§ Given instruction
Which lines of the records contain "supply"? Collect every one of them.

§ Record list

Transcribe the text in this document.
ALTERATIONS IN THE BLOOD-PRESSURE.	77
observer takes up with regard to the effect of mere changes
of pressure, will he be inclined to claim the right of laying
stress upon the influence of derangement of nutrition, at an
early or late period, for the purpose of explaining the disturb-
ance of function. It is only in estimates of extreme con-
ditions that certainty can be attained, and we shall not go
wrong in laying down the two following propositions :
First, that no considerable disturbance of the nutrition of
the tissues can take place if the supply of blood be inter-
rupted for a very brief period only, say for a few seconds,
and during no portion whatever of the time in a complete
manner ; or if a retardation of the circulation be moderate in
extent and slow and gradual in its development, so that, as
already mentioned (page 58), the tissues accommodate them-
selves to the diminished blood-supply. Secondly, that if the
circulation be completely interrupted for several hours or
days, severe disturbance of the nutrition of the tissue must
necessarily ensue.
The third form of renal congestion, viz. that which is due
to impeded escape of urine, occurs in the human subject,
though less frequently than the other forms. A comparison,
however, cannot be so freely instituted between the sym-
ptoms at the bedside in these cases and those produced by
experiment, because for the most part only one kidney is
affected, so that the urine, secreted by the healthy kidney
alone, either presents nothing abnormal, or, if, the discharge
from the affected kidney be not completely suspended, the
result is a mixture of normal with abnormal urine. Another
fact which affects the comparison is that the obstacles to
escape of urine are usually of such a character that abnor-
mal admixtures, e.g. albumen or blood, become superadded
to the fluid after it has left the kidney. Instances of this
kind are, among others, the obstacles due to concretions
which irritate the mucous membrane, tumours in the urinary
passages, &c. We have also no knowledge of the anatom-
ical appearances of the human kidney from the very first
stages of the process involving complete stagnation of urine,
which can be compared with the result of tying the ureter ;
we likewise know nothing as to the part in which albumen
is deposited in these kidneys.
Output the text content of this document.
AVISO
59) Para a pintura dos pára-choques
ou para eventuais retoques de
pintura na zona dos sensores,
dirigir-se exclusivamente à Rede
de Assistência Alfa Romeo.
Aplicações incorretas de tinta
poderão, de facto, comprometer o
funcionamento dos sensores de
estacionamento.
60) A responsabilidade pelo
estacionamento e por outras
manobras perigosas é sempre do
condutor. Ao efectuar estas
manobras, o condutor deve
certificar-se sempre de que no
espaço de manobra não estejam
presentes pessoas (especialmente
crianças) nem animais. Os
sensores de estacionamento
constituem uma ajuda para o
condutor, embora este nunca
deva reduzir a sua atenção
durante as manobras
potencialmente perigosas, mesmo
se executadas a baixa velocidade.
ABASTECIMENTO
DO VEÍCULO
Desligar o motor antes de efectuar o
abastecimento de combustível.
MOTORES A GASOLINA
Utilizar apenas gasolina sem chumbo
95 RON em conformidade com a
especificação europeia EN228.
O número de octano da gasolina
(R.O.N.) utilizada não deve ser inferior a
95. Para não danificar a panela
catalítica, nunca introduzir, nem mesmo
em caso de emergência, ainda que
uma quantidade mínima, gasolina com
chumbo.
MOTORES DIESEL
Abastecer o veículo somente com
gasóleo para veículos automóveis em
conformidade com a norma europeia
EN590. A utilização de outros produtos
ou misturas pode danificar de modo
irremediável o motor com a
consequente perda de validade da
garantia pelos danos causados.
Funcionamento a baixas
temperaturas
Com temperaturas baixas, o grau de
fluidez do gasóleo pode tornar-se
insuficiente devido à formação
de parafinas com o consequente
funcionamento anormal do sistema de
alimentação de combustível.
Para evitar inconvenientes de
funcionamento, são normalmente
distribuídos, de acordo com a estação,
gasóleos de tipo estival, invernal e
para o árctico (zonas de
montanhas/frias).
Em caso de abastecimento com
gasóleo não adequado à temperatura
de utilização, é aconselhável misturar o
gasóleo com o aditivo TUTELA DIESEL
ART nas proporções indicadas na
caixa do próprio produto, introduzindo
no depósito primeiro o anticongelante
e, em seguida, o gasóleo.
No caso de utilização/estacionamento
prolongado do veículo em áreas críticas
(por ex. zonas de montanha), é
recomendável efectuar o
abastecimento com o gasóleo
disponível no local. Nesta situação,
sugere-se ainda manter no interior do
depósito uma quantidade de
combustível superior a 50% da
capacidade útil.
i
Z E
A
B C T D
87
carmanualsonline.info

--

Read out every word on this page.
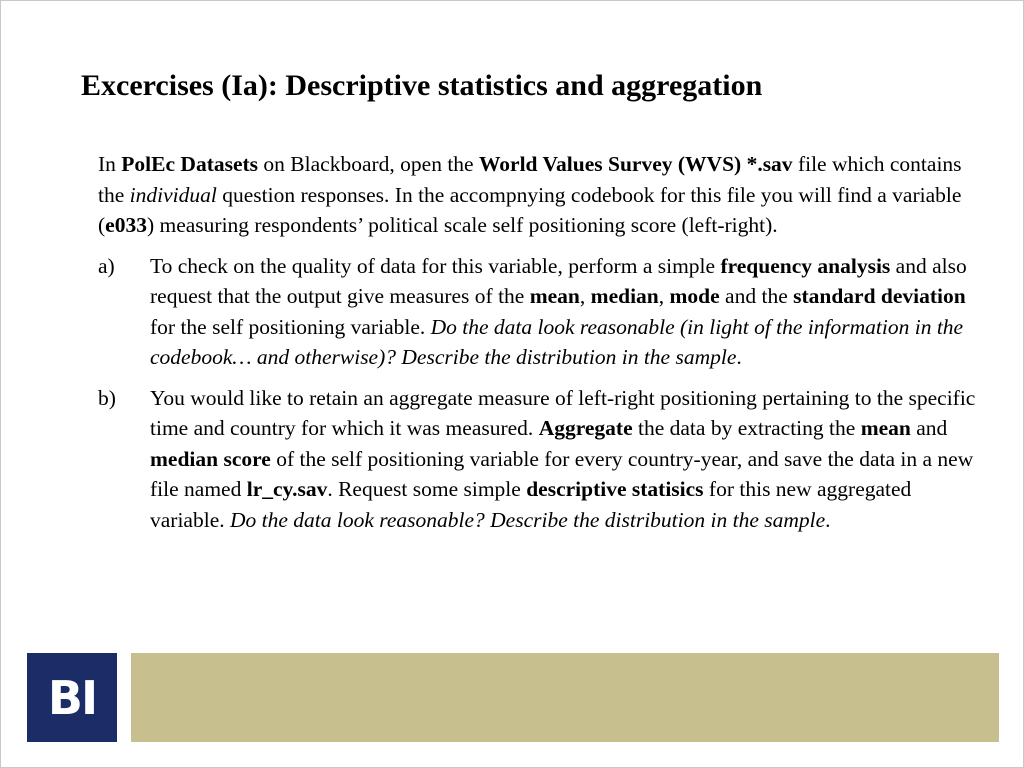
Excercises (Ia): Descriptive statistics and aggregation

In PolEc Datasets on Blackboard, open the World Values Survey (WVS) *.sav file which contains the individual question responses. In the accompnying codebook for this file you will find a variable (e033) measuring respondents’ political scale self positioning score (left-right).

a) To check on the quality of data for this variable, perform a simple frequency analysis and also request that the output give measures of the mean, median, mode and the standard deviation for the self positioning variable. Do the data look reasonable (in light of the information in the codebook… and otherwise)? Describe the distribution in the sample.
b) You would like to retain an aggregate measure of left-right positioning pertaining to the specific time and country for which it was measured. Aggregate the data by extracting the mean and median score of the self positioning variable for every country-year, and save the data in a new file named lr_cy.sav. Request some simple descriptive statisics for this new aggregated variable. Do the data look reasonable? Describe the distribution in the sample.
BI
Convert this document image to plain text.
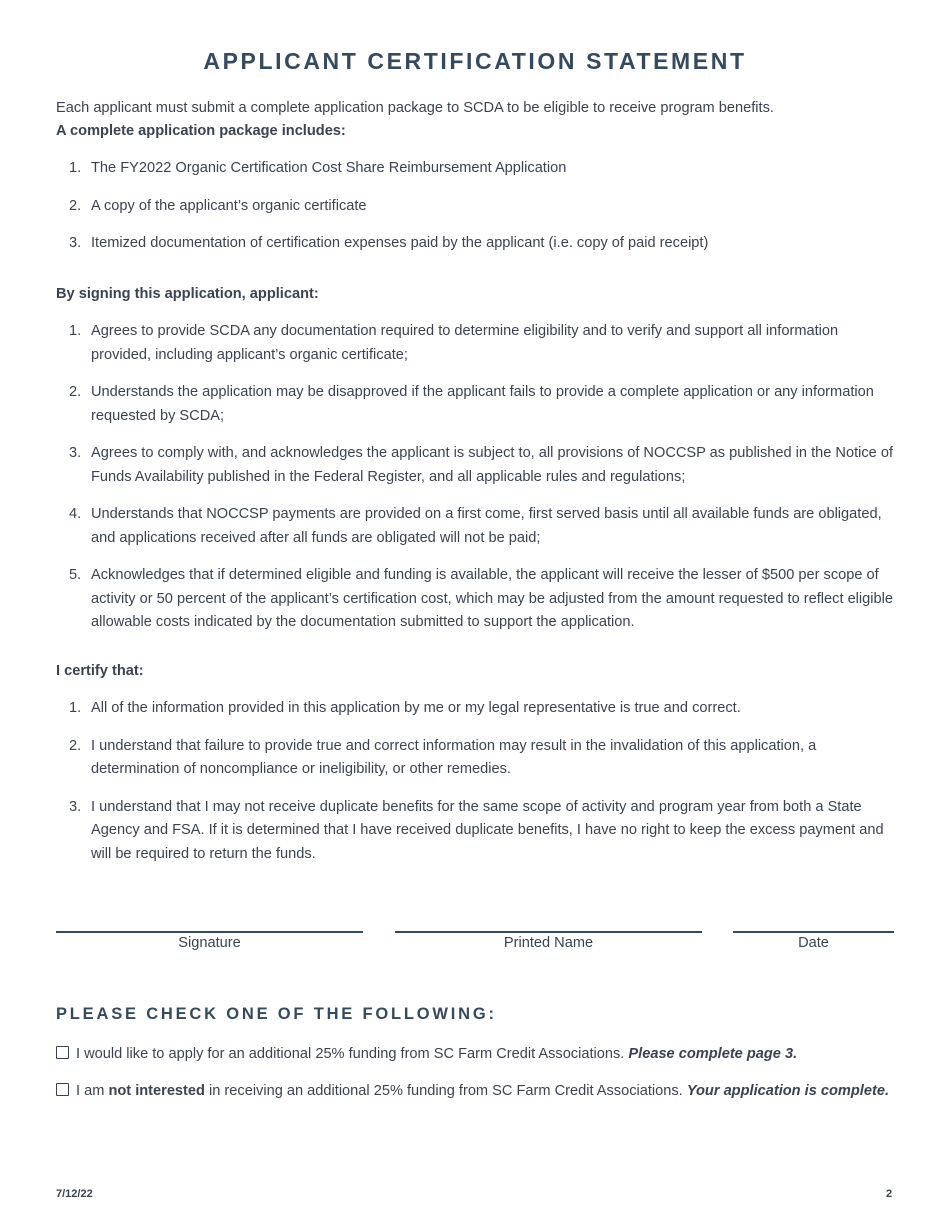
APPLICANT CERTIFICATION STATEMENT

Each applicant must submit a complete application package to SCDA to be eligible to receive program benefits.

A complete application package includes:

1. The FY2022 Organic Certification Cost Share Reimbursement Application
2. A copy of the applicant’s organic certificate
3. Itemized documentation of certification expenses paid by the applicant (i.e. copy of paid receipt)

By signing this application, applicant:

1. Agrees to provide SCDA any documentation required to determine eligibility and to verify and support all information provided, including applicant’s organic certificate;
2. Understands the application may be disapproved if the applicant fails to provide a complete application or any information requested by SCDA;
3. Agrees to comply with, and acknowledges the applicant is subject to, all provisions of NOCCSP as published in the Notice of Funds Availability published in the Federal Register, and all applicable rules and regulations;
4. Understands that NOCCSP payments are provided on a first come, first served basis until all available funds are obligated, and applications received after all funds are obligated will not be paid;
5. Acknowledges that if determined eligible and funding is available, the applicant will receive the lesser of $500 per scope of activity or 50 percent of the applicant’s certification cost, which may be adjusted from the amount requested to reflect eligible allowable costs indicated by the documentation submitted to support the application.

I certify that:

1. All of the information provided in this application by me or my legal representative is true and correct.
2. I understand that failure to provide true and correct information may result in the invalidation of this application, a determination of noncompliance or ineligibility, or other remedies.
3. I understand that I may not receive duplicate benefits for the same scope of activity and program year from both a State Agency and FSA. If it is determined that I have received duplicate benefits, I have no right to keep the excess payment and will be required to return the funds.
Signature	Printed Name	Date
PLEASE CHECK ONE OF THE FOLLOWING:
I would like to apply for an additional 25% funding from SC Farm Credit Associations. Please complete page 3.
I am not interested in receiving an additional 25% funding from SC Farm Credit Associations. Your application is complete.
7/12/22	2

§ Answer below
the tissues can take place if the supply of blood be inter-
selves to the diminished blood-supply. Secondly, that if the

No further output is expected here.